((
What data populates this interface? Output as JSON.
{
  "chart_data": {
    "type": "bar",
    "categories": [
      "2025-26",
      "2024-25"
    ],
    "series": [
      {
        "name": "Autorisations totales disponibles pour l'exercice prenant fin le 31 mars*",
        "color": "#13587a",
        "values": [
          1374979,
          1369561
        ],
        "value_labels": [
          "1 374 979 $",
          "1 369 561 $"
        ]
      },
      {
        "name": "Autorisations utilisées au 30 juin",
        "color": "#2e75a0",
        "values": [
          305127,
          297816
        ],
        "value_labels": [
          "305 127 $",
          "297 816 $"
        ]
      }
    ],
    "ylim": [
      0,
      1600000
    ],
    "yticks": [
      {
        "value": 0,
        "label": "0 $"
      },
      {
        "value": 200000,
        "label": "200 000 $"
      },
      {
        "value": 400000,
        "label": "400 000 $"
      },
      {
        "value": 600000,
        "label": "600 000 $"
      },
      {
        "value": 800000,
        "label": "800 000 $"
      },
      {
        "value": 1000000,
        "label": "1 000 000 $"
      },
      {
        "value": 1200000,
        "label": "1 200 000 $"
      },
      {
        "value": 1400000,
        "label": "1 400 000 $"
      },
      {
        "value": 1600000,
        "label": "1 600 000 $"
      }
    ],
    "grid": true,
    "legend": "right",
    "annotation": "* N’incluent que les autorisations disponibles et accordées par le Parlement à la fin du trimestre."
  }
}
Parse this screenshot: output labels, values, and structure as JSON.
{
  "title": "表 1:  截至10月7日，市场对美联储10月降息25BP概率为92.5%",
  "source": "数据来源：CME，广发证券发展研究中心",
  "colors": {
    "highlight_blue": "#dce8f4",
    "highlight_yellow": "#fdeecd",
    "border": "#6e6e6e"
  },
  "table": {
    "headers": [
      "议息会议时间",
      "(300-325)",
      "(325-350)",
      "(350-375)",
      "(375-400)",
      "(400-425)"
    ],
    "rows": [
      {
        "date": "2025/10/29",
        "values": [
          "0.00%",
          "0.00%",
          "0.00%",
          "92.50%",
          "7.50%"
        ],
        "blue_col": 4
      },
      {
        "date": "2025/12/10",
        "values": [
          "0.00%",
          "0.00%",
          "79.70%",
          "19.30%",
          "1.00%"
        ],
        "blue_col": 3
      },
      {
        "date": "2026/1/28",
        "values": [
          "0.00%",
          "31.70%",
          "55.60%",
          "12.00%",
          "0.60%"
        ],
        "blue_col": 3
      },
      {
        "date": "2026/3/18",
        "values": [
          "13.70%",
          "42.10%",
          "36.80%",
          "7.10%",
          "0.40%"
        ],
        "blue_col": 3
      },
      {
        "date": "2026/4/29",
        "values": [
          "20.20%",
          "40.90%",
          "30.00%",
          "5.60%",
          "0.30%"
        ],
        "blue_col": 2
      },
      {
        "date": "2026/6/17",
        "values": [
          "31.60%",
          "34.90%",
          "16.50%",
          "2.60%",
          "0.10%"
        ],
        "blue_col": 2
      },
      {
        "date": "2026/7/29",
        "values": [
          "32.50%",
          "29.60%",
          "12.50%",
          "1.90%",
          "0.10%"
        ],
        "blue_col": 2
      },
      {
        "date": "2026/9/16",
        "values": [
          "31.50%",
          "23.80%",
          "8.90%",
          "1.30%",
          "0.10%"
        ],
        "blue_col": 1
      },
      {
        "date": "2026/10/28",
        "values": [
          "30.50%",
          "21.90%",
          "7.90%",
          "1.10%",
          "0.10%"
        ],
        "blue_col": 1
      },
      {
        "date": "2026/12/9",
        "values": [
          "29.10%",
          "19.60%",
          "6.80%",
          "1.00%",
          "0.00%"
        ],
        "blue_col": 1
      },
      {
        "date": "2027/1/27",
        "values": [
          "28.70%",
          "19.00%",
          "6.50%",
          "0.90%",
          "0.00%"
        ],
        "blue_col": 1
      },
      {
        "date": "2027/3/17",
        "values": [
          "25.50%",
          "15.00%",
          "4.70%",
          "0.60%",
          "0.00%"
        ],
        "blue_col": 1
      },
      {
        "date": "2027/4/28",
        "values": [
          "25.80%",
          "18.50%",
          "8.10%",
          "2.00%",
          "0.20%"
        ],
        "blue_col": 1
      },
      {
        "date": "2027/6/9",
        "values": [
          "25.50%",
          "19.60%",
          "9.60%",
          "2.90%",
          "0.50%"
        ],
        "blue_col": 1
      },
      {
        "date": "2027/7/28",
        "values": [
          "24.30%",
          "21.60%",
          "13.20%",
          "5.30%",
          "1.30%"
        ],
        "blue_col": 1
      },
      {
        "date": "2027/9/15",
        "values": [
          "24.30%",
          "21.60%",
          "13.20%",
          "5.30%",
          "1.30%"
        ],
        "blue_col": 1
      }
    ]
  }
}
))
▸ **Exercise requirements**:
Retype all of the entries precisely as they are.

▸ **Written response**:
What data populates this interface? Output as JSON.
{
  "chart_data": {
    "type": "bar",
    "categories": [
      "2025-26",
      "2024-25"
    ],
    "series": [
      {
        "name": "Autorisations totales disponibles pour l'exercice prenant fin le 31 mars*",
        "color": "#13587a",
        "values": [
          1374979,
          1369561
        ],
        "value_labels": [
          "1 374 979 $",
          "1 369 561 $"
        ]
      },
      {
        "name": "Autorisations utilisées au 30 juin",
        "color": "#2e75a0",
        "values": [
          305127,
          297816
        ],
        "value_labels": [
          "305 127 $",
          "297 816 $"
        ]
      }
    ],
    "ylim": [
      0,
      1600000
    ],
    "yticks": [
      {
        "value": 0,
        "label": "0 $"
      },
      {
        "value": 200000,
        "label": "200 000 $"
      },
      {
        "value": 400000,
        "label": "400 000 $"
      },
      {
        "value": 600000,
        "label": "600 000 $"
      },
      {
        "value": 800000,
        "label": "800 000 $"
      },
      {
        "value": 1000000,
        "label": "1 000 000 $"
      },
      {
        "value": 1200000,
        "label": "1 200 000 $"
      },
      {
        "value": 1400000,
        "label": "1 400 000 $"
      },
      {
        "value": 1600000,
        "label": "1 600 000 $"
      }
    ],
    "grid": true,
    "legend": "right",
    "annotation": "* N’incluent que les autorisations disponibles et accordées par le Parlement à la fin du trimestre."
  }
}
Parse this screenshot: output labels, values, and structure as JSON.
{
  "title": "表 1:  截至10月7日，市场对美联储10月降息25BP概率为92.5%",
  "source": "数据来源：CME，广发证券发展研究中心",
  "colors": {
    "highlight_blue": "#dce8f4",
    "highlight_yellow": "#fdeecd",
    "border": "#6e6e6e"
  },
  "table": {
    "headers": [
      "议息会议时间",
      "(300-325)",
      "(325-350)",
      "(350-375)",
      "(375-400)",
      "(400-425)"
    ],
    "rows": [
      {
        "date": "2025/10/29",
        "values": [
          "0.00%",
          "0.00%",
          "0.00%",
          "92.50%",
          "7.50%"
        ],
        "blue_col": 4
      },
      {
        "date": "2025/12/10",
        "values": [
          "0.00%",
          "0.00%",
          "79.70%",
          "19.30%",
          "1.00%"
        ],
        "blue_col": 3
      },
      {
        "date": "2026/1/28",
        "values": [
          "0.00%",
          "31.70%",
          "55.60%",
          "12.00%",
          "0.60%"
        ],
        "blue_col": 3
      },
      {
        "date": "2026/3/18",
        "values": [
          "13.70%",
          "42.10%",
          "36.80%",
          "7.10%",
          "0.40%"
        ],
        "blue_col": 3
      },
      {
        "date": "2026/4/29",
        "values": [
          "20.20%",
          "40.90%",
          "30.00%",
          "5.60%",
          "0.30%"
        ],
        "blue_col": 2
      },
      {
        "date": "2026/6/17",
        "values": [
          "31.60%",
          "34.90%",
          "16.50%",
          "2.60%",
          "0.10%"
        ],
        "blue_col": 2
      },
      {
        "date": "2026/7/29",
        "values": [
          "32.50%",
          "29.60%",
          "12.50%",
          "1.90%",
          "0.10%"
        ],
        "blue_col": 2
      },
      {
        "date": "2026/9/16",
        "values": [
          "31.50%",
          "23.80%",
          "8.90%",
          "1.30%",
          "0.10%"
        ],
        "blue_col": 1
      },
      {
        "date": "2026/10/28",
        "values": [
          "30.50%",
          "21.90%",
          "7.90%",
          "1.10%",
          "0.10%"
        ],
        "blue_col": 1
      },
      {
        "date": "2026/12/9",
        "values": [
          "29.10%",
          "19.60%",
          "6.80%",
          "1.00%",
          "0.00%"
        ],
        "blue_col": 1
      },
      {
        "date": "2027/1/27",
        "values": [
          "28.70%",
          "19.00%",
          "6.50%",
          "0.90%",
          "0.00%"
        ],
        "blue_col": 1
      },
      {
        "date": "2027/3/17",
        "values": [
          "25.50%",
          "15.00%",
          "4.70%",
          "0.60%",
          "0.00%"
        ],
        "blue_col": 1
      },
      {
        "date": "2027/4/28",
        "values": [
          "25.80%",
          "18.50%",
          "8.10%",
          "2.00%",
          "0.20%"
        ],
        "blue_col": 1
      },
      {
        "date": "2027/6/9",
        "values": [
          "25.50%",
          "19.60%",
          "9.60%",
          "2.90%",
          "0.50%"
        ],
        "blue_col": 1
      },
      {
        "date": "2027/7/28",
        "values": [
          "24.30%",
          "21.60%",
          "13.20%",
          "5.30%",
          "1.30%"
        ],
        "blue_col": 1
      },
      {
        "date": "2027/9/15",
        "values": [
          "24.30%",
          "21.60%",
          "13.20%",
          "5.30%",
          "1.30%"
        ],
        "blue_col": 1
      }
    ]
  }
}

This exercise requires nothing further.